— BEGIN Supplied records —

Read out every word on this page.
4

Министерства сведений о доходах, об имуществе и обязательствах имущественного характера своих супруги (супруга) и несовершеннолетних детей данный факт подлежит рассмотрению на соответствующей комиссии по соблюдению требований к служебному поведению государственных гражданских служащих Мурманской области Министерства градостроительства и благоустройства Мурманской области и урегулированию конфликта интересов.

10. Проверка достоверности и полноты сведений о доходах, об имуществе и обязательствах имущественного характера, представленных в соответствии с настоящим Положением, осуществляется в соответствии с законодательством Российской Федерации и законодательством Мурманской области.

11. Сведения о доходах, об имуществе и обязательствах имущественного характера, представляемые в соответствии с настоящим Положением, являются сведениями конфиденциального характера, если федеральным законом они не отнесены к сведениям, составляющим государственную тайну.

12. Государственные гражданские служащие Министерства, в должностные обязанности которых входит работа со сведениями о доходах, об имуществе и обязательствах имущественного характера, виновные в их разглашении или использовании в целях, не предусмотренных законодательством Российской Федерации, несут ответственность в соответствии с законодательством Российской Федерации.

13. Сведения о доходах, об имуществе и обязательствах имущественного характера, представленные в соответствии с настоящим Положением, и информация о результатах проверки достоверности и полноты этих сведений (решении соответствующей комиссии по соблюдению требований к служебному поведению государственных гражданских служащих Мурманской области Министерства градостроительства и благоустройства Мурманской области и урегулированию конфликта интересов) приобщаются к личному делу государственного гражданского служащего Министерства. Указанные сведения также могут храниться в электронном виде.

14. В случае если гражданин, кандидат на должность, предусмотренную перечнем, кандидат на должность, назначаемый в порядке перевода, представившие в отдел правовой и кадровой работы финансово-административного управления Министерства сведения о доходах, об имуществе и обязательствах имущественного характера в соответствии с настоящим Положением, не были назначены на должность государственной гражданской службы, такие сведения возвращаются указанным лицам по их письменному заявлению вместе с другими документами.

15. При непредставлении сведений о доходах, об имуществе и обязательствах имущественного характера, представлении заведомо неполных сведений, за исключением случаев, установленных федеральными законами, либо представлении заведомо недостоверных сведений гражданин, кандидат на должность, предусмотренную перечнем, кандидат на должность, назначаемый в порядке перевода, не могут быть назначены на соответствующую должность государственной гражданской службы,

— END Supplied records —

● **Request**
Extract each line from the listing above, please, and repeat it exactly.

● **Result of the task**
Read out every word on this page.
4

Министерства сведений о доходах, об имуществе и обязательствах имущественного характера своих супруги (супруга) и несовершеннолетних детей данный факт подлежит рассмотрению на соответствующей комиссии по соблюдению требований к служебному поведению государственных гражданских служащих Мурманской области Министерства градостроительства и благоустройства Мурманской области и урегулированию конфликта интересов.

10. Проверка достоверности и полноты сведений о доходах, об имуществе и обязательствах имущественного характера, представленных в соответствии с настоящим Положением, осуществляется в соответствии с законодательством Российской Федерации и законодательством Мурманской области.

11. Сведения о доходах, об имуществе и обязательствах имущественного характера, представляемые в соответствии с настоящим Положением, являются сведениями конфиденциального характера, если федеральным законом они не отнесены к сведениям, составляющим государственную тайну.

12. Государственные гражданские служащие Министерства, в должностные обязанности которых входит работа со сведениями о доходах, об имуществе и обязательствах имущественного характера, виновные в их разглашении или использовании в целях, не предусмотренных законодательством Российской Федерации, несут ответственность в соответствии с законодательством Российской Федерации.

13. Сведения о доходах, об имуществе и обязательствах имущественного характера, представленные в соответствии с настоящим Положением, и информация о результатах проверки достоверности и полноты этих сведений (решении соответствующей комиссии по соблюдению требований к служебному поведению государственных гражданских служащих Мурманской области Министерства градостроительства и благоустройства Мурманской области и урегулированию конфликта интересов) приобщаются к личному делу государственного гражданского служащего Министерства. Указанные сведения также могут храниться в электронном виде.

14. В случае если гражданин, кандидат на должность, предусмотренную перечнем, кандидат на должность, назначаемый в порядке перевода, представившие в отдел правовой и кадровой работы финансово-административного управления Министерства сведения о доходах, об имуществе и обязательствах имущественного характера в соответствии с настоящим Положением, не были назначены на должность государственной гражданской службы, такие сведения возвращаются указанным лицам по их письменному заявлению вместе с другими документами.

15. При непредставлении сведений о доходах, об имуществе и обязательствах имущественного характера, представлении заведомо неполных сведений, за исключением случаев, установленных федеральными законами, либо представлении заведомо недостоверных сведений гражданин, кандидат на должность, предусмотренную перечнем, кандидат на должность, назначаемый в порядке перевода, не могут быть назначены на соответствующую должность государственной гражданской службы,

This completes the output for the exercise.